◆ Directions ◆
Please identify every line of the records that contains the string "owner", matching case exactly, and copy each such line.

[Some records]
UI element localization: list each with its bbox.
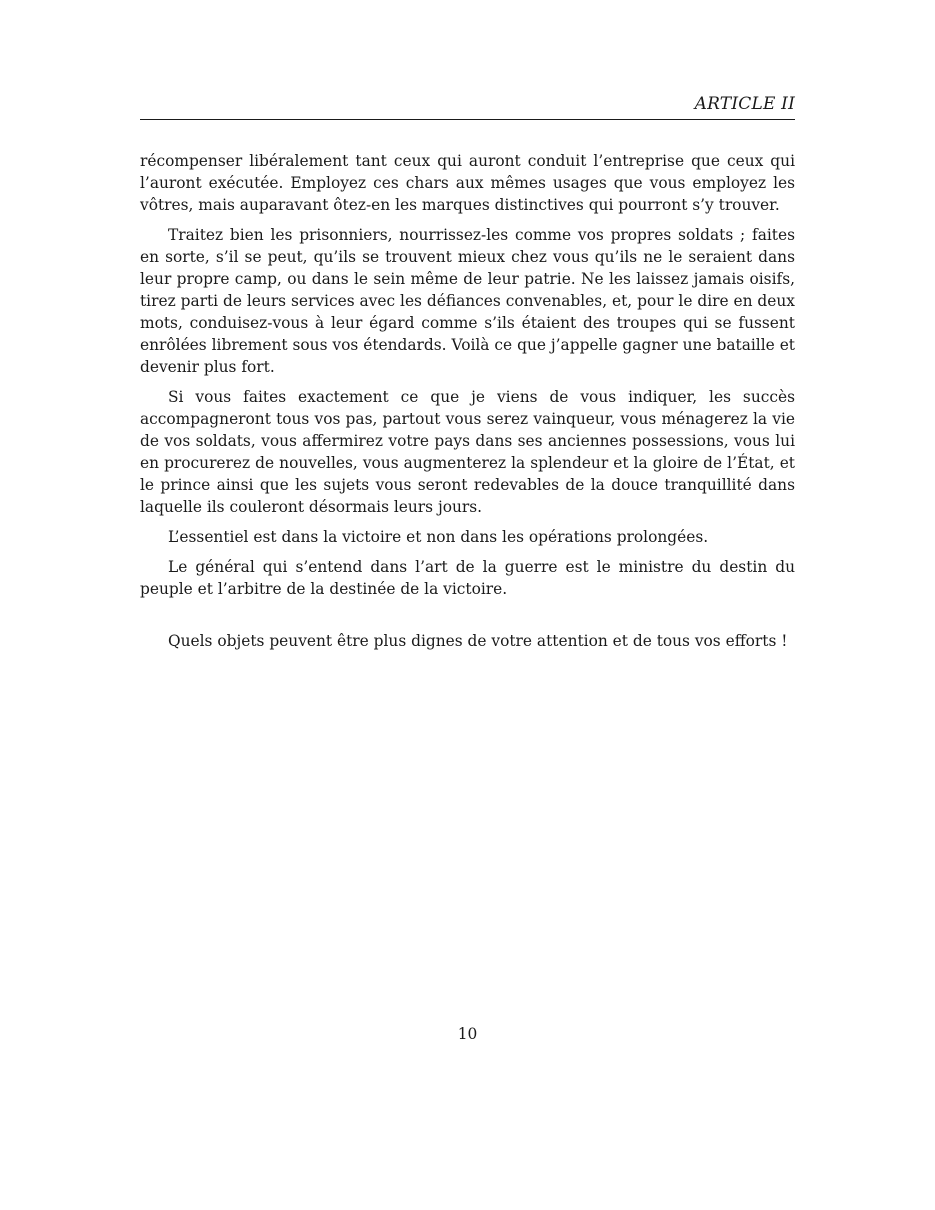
header-rule xyxy=(140,119,795,120)
paragraph-3: Si vous faites exactement ce que je viens de vous indiquer, les succès accompagneront tous vos pas, partout vous serez vainqueur, vous ménagerez la vie de vos soldats, vous affermirez votre pays dans ses anciennes possessions, vous lui en procurerez de nouvelles, vous augmenterez la splendeur et la gloire de l’État, et le prince ainsi que les sujets vous seront redevables de la douce tranquillité dans laquelle ils couleront désormais leurs jours. xyxy=(140,388,795,516)
body-text xyxy=(140,150,795,660)
paragraph-4: L’essentiel est dans la victoire et non dans les opérations prolongées. xyxy=(168,528,709,546)
document-page xyxy=(140,0,795,1210)
paragraph-2: Traitez bien les prisonniers, nourrissez-les comme vos propres soldats ; faites en sorte, s’il se peut, qu’ils se trouvent mieux chez vous qu’ils ne le seraient dans leur propre camp, ou dans le sein même de leur patrie. Ne les laissez jamais oisifs, tirez parti de leurs services avec les défiances convenables, et, pour le dire en deux mots, conduisez-vous à leur égard comme s’ils étaient des troupes qui se fussent enrôlées librement sous vos étendards. Voilà ce que j’appelle gagner une bataille et devenir plus fort. xyxy=(140,226,795,376)
page-number: 10 xyxy=(457,1025,478,1043)
paragraph-1: récompenser libéralement tant ceux qui auront conduit l’entreprise que ceux qui l’auront exécutée. Employez ces chars aux mêmes usages que vous employez les vôtres, mais auparavant ôtez-en les marques distinctives qui pourront s’y trouver. xyxy=(140,152,795,214)
running-header: ARTICLE II xyxy=(694,94,795,114)
paragraph-5: Le général qui s’entend dans l’art de la guerre est le ministre du destin du peuple et l’arbitre de la destinée de la victoire. xyxy=(140,558,795,598)
paragraph-6: Quels objets peuvent être plus dignes de votre attention et de tous vos efforts ! xyxy=(168,632,788,650)
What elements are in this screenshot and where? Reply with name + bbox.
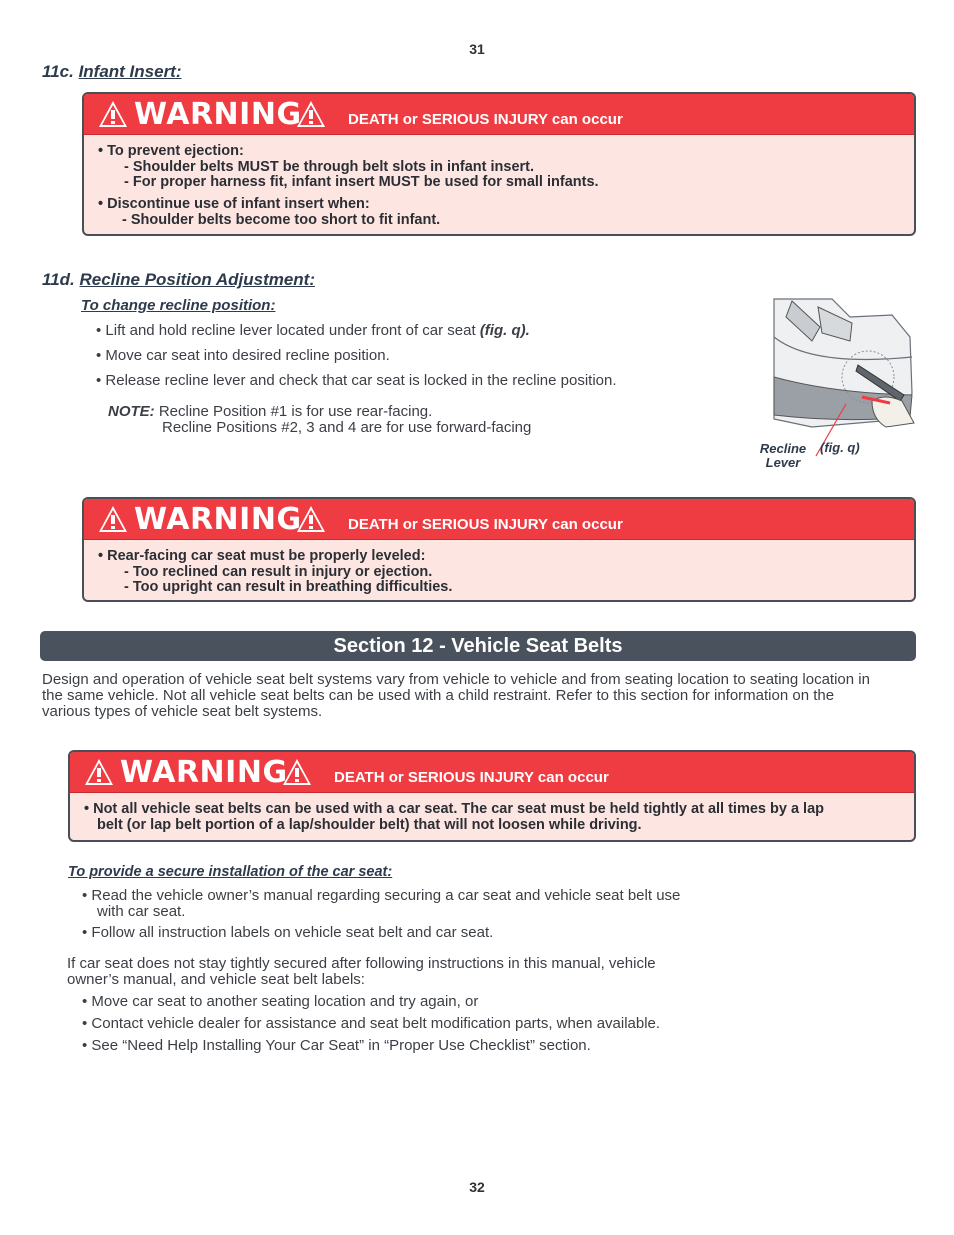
- recline-lever-label-line-1: Recline: [759, 441, 807, 456]
- section-11c-heading: [42, 62, 182, 82]
- section-12-title: Section 12 - Vehicle Seat Belts: [333, 635, 623, 657]
- figure-caption: (fig. q): [820, 440, 860, 455]
- warning-item: • Not all vehicle seat belts can be used with a car seat. The car seat must be held tightly at all times by a lap: [84, 801, 824, 817]
- warning-box-infant-insert: [82, 92, 916, 236]
- install-paragraph-line-2: owner’s manual, and vehicle seat belt labels:: [67, 971, 365, 988]
- recline-bullet-1: [96, 322, 530, 339]
- section-12-banner: [40, 631, 916, 661]
- recline-note: [108, 403, 432, 420]
- warning-item: • Rear-facing car seat must be properly leveled:: [98, 548, 426, 564]
- page-number-top: 31: [469, 41, 485, 57]
- install-bullet-5: • See “Need Help Installing Your Car Seat” in “Proper Use Checklist” section.: [82, 1037, 591, 1054]
- warning-subtitle: DEATH or SERIOUS INJURY can occur: [334, 769, 609, 786]
- warning-word: WARNING: [134, 97, 302, 132]
- warning-triangle-icon: [98, 100, 128, 128]
- install-bullet-4: • Contact vehicle dealer for assistance and seat belt modification parts, when available.: [82, 1015, 661, 1032]
- section-11c-number: 11c.: [42, 62, 74, 81]
- install-paragraph-line-1: If car seat does not stay tightly secured after following instructions in this manual, vehicle: [67, 955, 656, 972]
- fig-q-reference: (fig. q).: [479, 322, 530, 339]
- warning-subtitle: DEATH or SERIOUS INJURY can occur: [348, 516, 623, 533]
- warning-item: - Shoulder belts become too short to fit infant.: [122, 212, 441, 228]
- warning-triangle-icon: [296, 100, 326, 128]
- warning-item: • To prevent ejection:: [98, 143, 244, 159]
- section-12-paragraph-line-2: the same vehicle. Not all vehicle seat belts can be used with a child restraint. Refer to this section for information on the: [42, 687, 835, 704]
- install-bullet-3: • Move car seat to another seating location and try again, or: [82, 993, 479, 1010]
- warning-header: [84, 94, 914, 135]
- section-11d-heading: [42, 270, 315, 290]
- install-bullet-2: • Follow all instruction labels on vehicle seat belt and car seat.: [82, 924, 494, 941]
- warning-item: - Too reclined can result in injury or ejection.: [124, 564, 433, 580]
- warning-triangle-icon: [296, 505, 326, 533]
- recline-lever-label-line-2: Lever: [765, 455, 801, 470]
- section-11d-title: Recline Position Adjustment:: [79, 270, 316, 289]
- install-bullet-1-line-1: • Read the vehicle owner’s manual regarding securing a car seat and vehicle seat belt use: [82, 887, 681, 904]
- install-bullet-1-line-2: with car seat.: [97, 903, 186, 920]
- warning-box-seat-belts: [68, 750, 916, 842]
- recline-bullet-2: • Move car seat into desired recline position.: [96, 347, 390, 364]
- warning-item: • Discontinue use of infant insert when:: [98, 196, 370, 212]
- section-12-paragraph-line-3: various types of vehicle seat belt systems.: [42, 703, 323, 720]
- warning-word: WARNING: [134, 502, 302, 537]
- warning-header: [84, 499, 914, 540]
- note-line-1: Recline Position #1 is for use rear-facing.: [158, 403, 433, 420]
- warning-subtitle: DEATH or SERIOUS INJURY can occur: [348, 111, 623, 128]
- warning-item: - For proper harness fit, infant insert MUST be used for small infants.: [124, 174, 599, 190]
- section-11c-title: Infant Insert:: [78, 62, 182, 81]
- warning-item: belt (or lap belt portion of a lap/shoulder belt) that will not loosen while driving.: [97, 817, 642, 833]
- page-number-bottom: 32: [469, 1179, 485, 1195]
- warning-triangle-icon: [84, 758, 114, 786]
- recline-subheading: To change recline position:: [81, 297, 276, 314]
- section-12-paragraph-line-1: Design and operation of vehicle seat belt systems vary from vehicle to vehicle and from seating location to seating location in: [42, 671, 870, 688]
- recline-bullet-3: • Release recline lever and check that car seat is locked in the recline position.: [96, 372, 617, 389]
- warning-header: [70, 752, 914, 793]
- note-line-2: Recline Positions #2, 3 and 4 are for use forward-facing: [162, 419, 532, 436]
- install-subheading: To provide a secure installation of the car seat:: [68, 864, 393, 880]
- warning-item: - Shoulder belts MUST be through belt slots in infant insert.: [124, 159, 535, 175]
- warning-word: WARNING: [120, 755, 288, 790]
- note-label: NOTE:: [108, 403, 155, 420]
- recline-bullet-1-text: • Lift and hold recline lever located under front of car seat: [96, 322, 480, 339]
- warning-item: - Too upright can result in breathing difficulties.: [124, 579, 453, 595]
- recline-lever-label: [754, 442, 812, 470]
- section-11d-number: 11d.: [42, 270, 75, 289]
- warning-triangle-icon: [98, 505, 128, 533]
- warning-triangle-icon: [282, 758, 312, 786]
- warning-box-leveling: [82, 497, 916, 602]
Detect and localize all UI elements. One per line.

◆ The answer ◆
- install-paragraph-line-2: owner’s manual, and vehicle seat belt labels:: [67, 971, 365, 988]
- install-bullet-1-line-1: • Read the vehicle owner’s manual regarding securing a car seat and vehicle seat belt use: [82, 887, 681, 904]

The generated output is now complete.